There would not be such an industry if women had equal rights in America, but they don’t. Women were excluded from equal protection of the law in 1868 when the Fourteenth Amendment was adopted. To fix this core constitutional defect, the Equal Rights Amendment (ERA) was proposed by Congress in 1972 and finally ratified by the requisite number of states in 2020. This should have made it our Twenty-Eighth Amendment, but it has yet to be validated. A lawsuit I filed earlier this year in Massachusetts federal court to establish the ERA as part of our constitution is pending.

With equal rights for women, courts would be compelled to ban violent porn as a form of torture, a common definition of which is “the infliction of severe pain, physical or mental, or great bodily injury…” Manufacturers would have no defense because people cannot legally consent to torture, which means it would be illegal to make and sell. Without fully equal protection of law women cannot fight violent porn in court because a judge could rule that even torture porn is legal so long as the victim is female. Put simply, all laws, including laws against torture, are not enforced equally on behalf of women so long as women remain second-class citizens subject to second-class legal protections.

• **Provided material**:
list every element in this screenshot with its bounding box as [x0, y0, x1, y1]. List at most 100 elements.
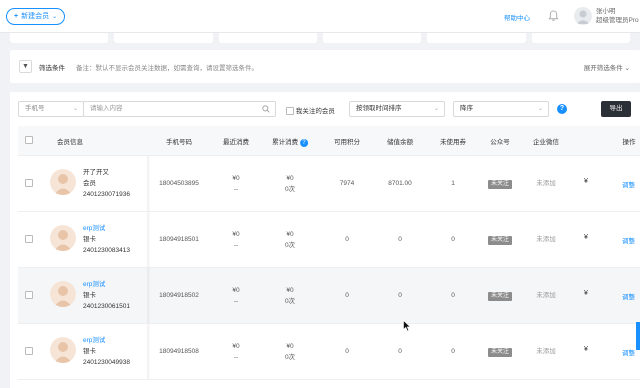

• **Problem description**:
Please reproduce the Equal Rights Amendment passage from above, word for word and in full.

• **Answer to the task**:
There would not be such an industry if women had equal rights in America, but they don’t. Women were excluded from equal protection of the law in 1868 when the Fourteenth Amendment was adopted. To fix this core constitutional defect, the Equal Rights Amendment (ERA) was proposed by Congress in 1972 and finally ratified by the requisite number of states in 2020. This should have made it our Twenty-Eighth Amendment, but it has yet to be validated. A lawsuit I filed earlier this year in Massachusetts federal court to establish the ERA as part of our constitution is pending.

With equal rights for women, courts would be compelled to ban violent porn as a form of torture, a common definition of which is “the infliction of severe pain, physical or mental, or great bodily injury…” Manufacturers would have no defense because people cannot legally consent to torture, which means it would be illegal to make and sell. Without fully equal protection of law women cannot fight violent porn in court because a judge could rule that even torture porn is legal so long as the victim is female. Put simply, all laws, including laws against torture, are not enforced equally on behalf of women so long as women remain second-class citizens subject to second-class legal protections.